═════ DATASET RECORDS
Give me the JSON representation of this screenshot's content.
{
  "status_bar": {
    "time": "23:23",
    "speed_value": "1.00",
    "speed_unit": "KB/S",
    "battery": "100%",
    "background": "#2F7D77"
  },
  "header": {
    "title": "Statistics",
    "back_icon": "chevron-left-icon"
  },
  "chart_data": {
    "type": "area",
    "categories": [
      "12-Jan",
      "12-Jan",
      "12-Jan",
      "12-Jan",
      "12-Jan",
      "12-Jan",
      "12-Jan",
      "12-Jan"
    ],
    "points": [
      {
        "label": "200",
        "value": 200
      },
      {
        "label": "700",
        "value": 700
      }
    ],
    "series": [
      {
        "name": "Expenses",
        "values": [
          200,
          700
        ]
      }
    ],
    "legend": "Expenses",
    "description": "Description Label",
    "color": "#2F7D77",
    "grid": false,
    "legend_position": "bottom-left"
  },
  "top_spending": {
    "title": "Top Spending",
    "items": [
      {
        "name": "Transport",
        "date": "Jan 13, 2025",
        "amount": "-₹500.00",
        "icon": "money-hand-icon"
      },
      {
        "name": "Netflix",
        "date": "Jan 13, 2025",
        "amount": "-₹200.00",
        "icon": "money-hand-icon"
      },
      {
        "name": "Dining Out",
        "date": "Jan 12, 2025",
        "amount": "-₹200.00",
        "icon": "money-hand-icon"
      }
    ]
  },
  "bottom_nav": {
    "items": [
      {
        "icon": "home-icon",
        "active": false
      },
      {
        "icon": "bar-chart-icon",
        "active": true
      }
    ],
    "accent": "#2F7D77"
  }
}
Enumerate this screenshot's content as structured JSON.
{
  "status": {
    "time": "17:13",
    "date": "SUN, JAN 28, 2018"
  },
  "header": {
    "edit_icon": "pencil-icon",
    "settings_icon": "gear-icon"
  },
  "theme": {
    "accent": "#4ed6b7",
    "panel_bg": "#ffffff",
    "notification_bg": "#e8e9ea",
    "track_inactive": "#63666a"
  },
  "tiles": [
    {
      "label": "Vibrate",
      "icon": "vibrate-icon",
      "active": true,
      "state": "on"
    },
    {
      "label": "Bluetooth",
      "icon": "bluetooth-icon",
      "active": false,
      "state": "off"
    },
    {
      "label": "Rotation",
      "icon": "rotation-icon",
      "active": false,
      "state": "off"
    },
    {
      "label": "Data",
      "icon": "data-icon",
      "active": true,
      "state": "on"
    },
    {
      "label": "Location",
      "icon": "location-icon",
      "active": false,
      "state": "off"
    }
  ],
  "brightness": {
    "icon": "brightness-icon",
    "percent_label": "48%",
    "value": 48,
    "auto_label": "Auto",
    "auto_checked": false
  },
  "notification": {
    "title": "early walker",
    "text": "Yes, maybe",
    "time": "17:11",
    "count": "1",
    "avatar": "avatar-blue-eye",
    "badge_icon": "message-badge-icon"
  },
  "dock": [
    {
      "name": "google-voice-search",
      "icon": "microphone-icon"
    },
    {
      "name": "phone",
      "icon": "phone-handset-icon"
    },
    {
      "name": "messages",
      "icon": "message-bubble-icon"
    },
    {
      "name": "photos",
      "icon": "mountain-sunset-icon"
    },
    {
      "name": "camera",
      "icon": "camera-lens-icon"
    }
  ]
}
══════════
## WRITTEN EXERCISE
Give an exact repetition of all the material.

## FULL SOLUTION
Give me the JSON representation of this screenshot's content.
{
  "status_bar": {
    "time": "23:23",
    "speed_value": "1.00",
    "speed_unit": "KB/S",
    "battery": "100%",
    "background": "#2F7D77"
  },
  "header": {
    "title": "Statistics",
    "back_icon": "chevron-left-icon"
  },
  "chart_data": {
    "type": "area",
    "categories": [
      "12-Jan",
      "12-Jan",
      "12-Jan",
      "12-Jan",
      "12-Jan",
      "12-Jan",
      "12-Jan",
      "12-Jan"
    ],
    "points": [
      {
        "label": "200",
        "value": 200
      },
      {
        "label": "700",
        "value": 700
      }
    ],
    "series": [
      {
        "name": "Expenses",
        "values": [
          200,
          700
        ]
      }
    ],
    "legend": "Expenses",
    "description": "Description Label",
    "color": "#2F7D77",
    "grid": false,
    "legend_position": "bottom-left"
  },
  "top_spending": {
    "title": "Top Spending",
    "items": [
      {
        "name": "Transport",
        "date": "Jan 13, 2025",
        "amount": "-₹500.00",
        "icon": "money-hand-icon"
      },
      {
        "name": "Netflix",
        "date": "Jan 13, 2025",
        "amount": "-₹200.00",
        "icon": "money-hand-icon"
      },
      {
        "name": "Dining Out",
        "date": "Jan 12, 2025",
        "amount": "-₹200.00",
        "icon": "money-hand-icon"
      }
    ]
  },
  "bottom_nav": {
    "items": [
      {
        "icon": "home-icon",
        "active": false
      },
      {
        "icon": "bar-chart-icon",
        "active": true
      }
    ],
    "accent": "#2F7D77"
  }
}
Enumerate this screenshot's content as structured JSON.
{
  "status": {
    "time": "17:13",
    "date": "SUN, JAN 28, 2018"
  },
  "header": {
    "edit_icon": "pencil-icon",
    "settings_icon": "gear-icon"
  },
  "theme": {
    "accent": "#4ed6b7",
    "panel_bg": "#ffffff",
    "notification_bg": "#e8e9ea",
    "track_inactive": "#63666a"
  },
  "tiles": [
    {
      "label": "Vibrate",
      "icon": "vibrate-icon",
      "active": true,
      "state": "on"
    },
    {
      "label": "Bluetooth",
      "icon": "bluetooth-icon",
      "active": false,
      "state": "off"
    },
    {
      "label": "Rotation",
      "icon": "rotation-icon",
      "active": false,
      "state": "off"
    },
    {
      "label": "Data",
      "icon": "data-icon",
      "active": true,
      "state": "on"
    },
    {
      "label": "Location",
      "icon": "location-icon",
      "active": false,
      "state": "off"
    }
  ],
  "brightness": {
    "icon": "brightness-icon",
    "percent_label": "48%",
    "value": 48,
    "auto_label": "Auto",
    "auto_checked": false
  },
  "notification": {
    "title": "early walker",
    "text": "Yes, maybe",
    "time": "17:11",
    "count": "1",
    "avatar": "avatar-blue-eye",
    "badge_icon": "message-badge-icon"
  },
  "dock": [
    {
      "name": "google-voice-search",
      "icon": "microphone-icon"
    },
    {
      "name": "phone",
      "icon": "phone-handset-icon"
    },
    {
      "name": "messages",
      "icon": "message-bubble-icon"
    },
    {
      "name": "photos",
      "icon": "mountain-sunset-icon"
    },
    {
      "name": "camera",
      "icon": "camera-lens-icon"
    }
  ]
}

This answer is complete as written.